Task objective
Without omitting anything, return the records precisely as given.

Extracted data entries

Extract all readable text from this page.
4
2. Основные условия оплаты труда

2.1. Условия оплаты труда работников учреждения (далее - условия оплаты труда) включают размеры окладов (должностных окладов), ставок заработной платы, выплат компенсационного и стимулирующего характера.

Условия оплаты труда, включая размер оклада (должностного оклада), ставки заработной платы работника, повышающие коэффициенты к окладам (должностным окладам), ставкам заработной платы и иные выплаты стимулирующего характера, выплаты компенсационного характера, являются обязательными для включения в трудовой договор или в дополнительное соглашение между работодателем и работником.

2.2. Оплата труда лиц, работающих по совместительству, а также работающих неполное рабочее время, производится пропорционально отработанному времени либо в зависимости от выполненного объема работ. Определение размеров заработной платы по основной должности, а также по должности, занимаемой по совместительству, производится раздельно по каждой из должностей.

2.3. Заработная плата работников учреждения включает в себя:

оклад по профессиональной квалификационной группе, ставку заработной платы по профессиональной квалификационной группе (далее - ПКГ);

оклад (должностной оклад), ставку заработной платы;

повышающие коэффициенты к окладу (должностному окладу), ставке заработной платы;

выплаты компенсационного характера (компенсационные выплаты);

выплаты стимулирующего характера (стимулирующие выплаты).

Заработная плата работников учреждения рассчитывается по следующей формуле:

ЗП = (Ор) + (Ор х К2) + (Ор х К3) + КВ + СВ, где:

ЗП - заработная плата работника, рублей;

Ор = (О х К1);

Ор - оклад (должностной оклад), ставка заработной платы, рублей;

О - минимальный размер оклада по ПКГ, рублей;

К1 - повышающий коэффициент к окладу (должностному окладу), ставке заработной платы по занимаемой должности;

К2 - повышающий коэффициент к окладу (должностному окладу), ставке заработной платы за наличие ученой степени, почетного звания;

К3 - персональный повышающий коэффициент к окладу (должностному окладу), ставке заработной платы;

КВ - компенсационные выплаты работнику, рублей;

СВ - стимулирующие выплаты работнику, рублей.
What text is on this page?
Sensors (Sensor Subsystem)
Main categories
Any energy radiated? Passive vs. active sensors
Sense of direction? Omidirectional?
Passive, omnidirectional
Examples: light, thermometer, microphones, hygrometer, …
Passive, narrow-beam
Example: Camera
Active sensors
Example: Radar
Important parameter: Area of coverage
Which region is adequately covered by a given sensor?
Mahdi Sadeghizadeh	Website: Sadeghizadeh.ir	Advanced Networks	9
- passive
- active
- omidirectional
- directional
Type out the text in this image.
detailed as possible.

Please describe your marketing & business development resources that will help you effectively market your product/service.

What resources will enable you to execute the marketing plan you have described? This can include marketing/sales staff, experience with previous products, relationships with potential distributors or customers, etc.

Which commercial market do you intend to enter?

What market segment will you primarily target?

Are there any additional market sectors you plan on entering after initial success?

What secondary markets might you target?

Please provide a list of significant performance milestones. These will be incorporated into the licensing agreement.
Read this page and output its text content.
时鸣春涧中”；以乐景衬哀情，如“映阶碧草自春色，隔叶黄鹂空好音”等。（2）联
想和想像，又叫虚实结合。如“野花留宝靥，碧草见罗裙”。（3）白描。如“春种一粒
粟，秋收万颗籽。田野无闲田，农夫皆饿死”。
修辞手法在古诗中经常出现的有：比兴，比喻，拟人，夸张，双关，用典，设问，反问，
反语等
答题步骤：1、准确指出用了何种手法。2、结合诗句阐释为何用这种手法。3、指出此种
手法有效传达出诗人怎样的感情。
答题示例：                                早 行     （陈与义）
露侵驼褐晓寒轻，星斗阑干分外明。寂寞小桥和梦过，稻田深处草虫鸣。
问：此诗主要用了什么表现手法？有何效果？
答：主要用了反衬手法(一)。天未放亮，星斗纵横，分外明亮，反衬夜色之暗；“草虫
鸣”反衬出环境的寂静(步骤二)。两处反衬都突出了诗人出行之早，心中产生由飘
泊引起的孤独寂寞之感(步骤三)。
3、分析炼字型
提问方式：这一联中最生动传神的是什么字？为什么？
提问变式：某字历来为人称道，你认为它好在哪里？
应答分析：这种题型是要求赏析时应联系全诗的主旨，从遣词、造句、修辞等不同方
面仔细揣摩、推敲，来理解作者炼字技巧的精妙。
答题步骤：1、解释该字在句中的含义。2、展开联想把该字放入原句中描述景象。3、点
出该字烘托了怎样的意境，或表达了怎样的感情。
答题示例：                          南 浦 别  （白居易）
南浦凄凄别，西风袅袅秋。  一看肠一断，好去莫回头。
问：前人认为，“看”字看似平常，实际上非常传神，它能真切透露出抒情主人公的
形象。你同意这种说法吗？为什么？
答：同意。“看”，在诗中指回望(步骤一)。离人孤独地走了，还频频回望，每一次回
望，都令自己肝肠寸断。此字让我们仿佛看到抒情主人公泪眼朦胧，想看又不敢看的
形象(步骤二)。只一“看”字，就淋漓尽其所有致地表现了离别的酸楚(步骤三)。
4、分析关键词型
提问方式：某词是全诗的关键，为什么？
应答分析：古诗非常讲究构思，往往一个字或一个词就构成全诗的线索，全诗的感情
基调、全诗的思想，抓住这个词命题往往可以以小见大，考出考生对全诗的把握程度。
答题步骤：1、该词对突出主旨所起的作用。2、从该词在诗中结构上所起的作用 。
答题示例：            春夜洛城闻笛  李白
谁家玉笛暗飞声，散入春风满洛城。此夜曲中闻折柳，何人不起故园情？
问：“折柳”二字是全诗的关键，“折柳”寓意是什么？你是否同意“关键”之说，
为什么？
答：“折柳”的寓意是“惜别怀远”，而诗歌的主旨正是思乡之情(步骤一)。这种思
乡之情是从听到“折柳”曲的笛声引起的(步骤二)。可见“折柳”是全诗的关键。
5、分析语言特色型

Solved problem
Extract all readable text from this page.
4
2. Основные условия оплаты труда

2.1. Условия оплаты труда работников учреждения (далее - условия оплаты труда) включают размеры окладов (должностных окладов), ставок заработной платы, выплат компенсационного и стимулирующего характера.

Условия оплаты труда, включая размер оклада (должностного оклада), ставки заработной платы работника, повышающие коэффициенты к окладам (должностным окладам), ставкам заработной платы и иные выплаты стимулирующего характера, выплаты компенсационного характера, являются обязательными для включения в трудовой договор или в дополнительное соглашение между работодателем и работником.

2.2. Оплата труда лиц, работающих по совместительству, а также работающих неполное рабочее время, производится пропорционально отработанному времени либо в зависимости от выполненного объема работ. Определение размеров заработной платы по основной должности, а также по должности, занимаемой по совместительству, производится раздельно по каждой из должностей.

2.3. Заработная плата работников учреждения включает в себя:

оклад по профессиональной квалификационной группе, ставку заработной платы по профессиональной квалификационной группе (далее - ПКГ);

оклад (должностной оклад), ставку заработной платы;

повышающие коэффициенты к окладу (должностному окладу), ставке заработной платы;

выплаты компенсационного характера (компенсационные выплаты);

выплаты стимулирующего характера (стимулирующие выплаты).

Заработная плата работников учреждения рассчитывается по следующей формуле:

ЗП = (Ор) + (Ор х К2) + (Ор х К3) + КВ + СВ, где:

ЗП - заработная плата работника, рублей;

Ор = (О х К1);

Ор - оклад (должностной оклад), ставка заработной платы, рублей;

О - минимальный размер оклада по ПКГ, рублей;

К1 - повышающий коэффициент к окладу (должностному окладу), ставке заработной платы по занимаемой должности;

К2 - повышающий коэффициент к окладу (должностному окладу), ставке заработной платы за наличие ученой степени, почетного звания;

К3 - персональный повышающий коэффициент к окладу (должностному окладу), ставке заработной платы;

КВ - компенсационные выплаты работнику, рублей;

СВ - стимулирующие выплаты работнику, рублей.
What text is on this page?
Sensors (Sensor Subsystem)
Main categories
Any energy radiated? Passive vs. active sensors
Sense of direction? Omidirectional?
Passive, omnidirectional
Examples: light, thermometer, microphones, hygrometer, …
Passive, narrow-beam
Example: Camera
Active sensors
Example: Radar
Important parameter: Area of coverage
Which region is adequately covered by a given sensor?
Mahdi Sadeghizadeh	Website: Sadeghizadeh.ir	Advanced Networks	9
- passive
- active
- omidirectional
- directional
Type out the text in this image.
detailed as possible.

Please describe your marketing & business development resources that will help you effectively market your product/service.

What resources will enable you to execute the marketing plan you have described? This can include marketing/sales staff, experience with previous products, relationships with potential distributors or customers, etc.

Which commercial market do you intend to enter?

What market segment will you primarily target?

Are there any additional market sectors you plan on entering after initial success?

What secondary markets might you target?

Please provide a list of significant performance milestones. These will be incorporated into the licensing agreement.
Read this page and output its text content.
时鸣春涧中”；以乐景衬哀情，如“映阶碧草自春色，隔叶黄鹂空好音”等。（2）联
想和想像，又叫虚实结合。如“野花留宝靥，碧草见罗裙”。（3）白描。如“春种一粒
粟，秋收万颗籽。田野无闲田，农夫皆饿死”。
修辞手法在古诗中经常出现的有：比兴，比喻，拟人，夸张，双关，用典，设问，反问，
反语等
答题步骤：1、准确指出用了何种手法。2、结合诗句阐释为何用这种手法。3、指出此种
手法有效传达出诗人怎样的感情。
答题示例：                                早 行     （陈与义）
露侵驼褐晓寒轻，星斗阑干分外明。寂寞小桥和梦过，稻田深处草虫鸣。
问：此诗主要用了什么表现手法？有何效果？
答：主要用了反衬手法(一)。天未放亮，星斗纵横，分外明亮，反衬夜色之暗；“草虫
鸣”反衬出环境的寂静(步骤二)。两处反衬都突出了诗人出行之早，心中产生由飘
泊引起的孤独寂寞之感(步骤三)。
3、分析炼字型
提问方式：这一联中最生动传神的是什么字？为什么？
提问变式：某字历来为人称道，你认为它好在哪里？
应答分析：这种题型是要求赏析时应联系全诗的主旨，从遣词、造句、修辞等不同方
面仔细揣摩、推敲，来理解作者炼字技巧的精妙。
答题步骤：1、解释该字在句中的含义。2、展开联想把该字放入原句中描述景象。3、点
出该字烘托了怎样的意境，或表达了怎样的感情。
答题示例：                          南 浦 别  （白居易）
南浦凄凄别，西风袅袅秋。  一看肠一断，好去莫回头。
问：前人认为，“看”字看似平常，实际上非常传神，它能真切透露出抒情主人公的
形象。你同意这种说法吗？为什么？
答：同意。“看”，在诗中指回望(步骤一)。离人孤独地走了，还频频回望，每一次回
望，都令自己肝肠寸断。此字让我们仿佛看到抒情主人公泪眼朦胧，想看又不敢看的
形象(步骤二)。只一“看”字，就淋漓尽其所有致地表现了离别的酸楚(步骤三)。
4、分析关键词型
提问方式：某词是全诗的关键，为什么？
应答分析：古诗非常讲究构思，往往一个字或一个词就构成全诗的线索，全诗的感情
基调、全诗的思想，抓住这个词命题往往可以以小见大，考出考生对全诗的把握程度。
答题步骤：1、该词对突出主旨所起的作用。2、从该词在诗中结构上所起的作用 。
答题示例：            春夜洛城闻笛  李白
谁家玉笛暗飞声，散入春风满洛城。此夜曲中闻折柳，何人不起故园情？
问：“折柳”二字是全诗的关键，“折柳”寓意是什么？你是否同意“关键”之说，
为什么？
答：“折柳”的寓意是“惜别怀远”，而诗歌的主旨正是思乡之情(步骤一)。这种思
乡之情是从听到“折柳”曲的笛声引起的(步骤二)。可见“折柳”是全诗的关键。
5、分析语言特色型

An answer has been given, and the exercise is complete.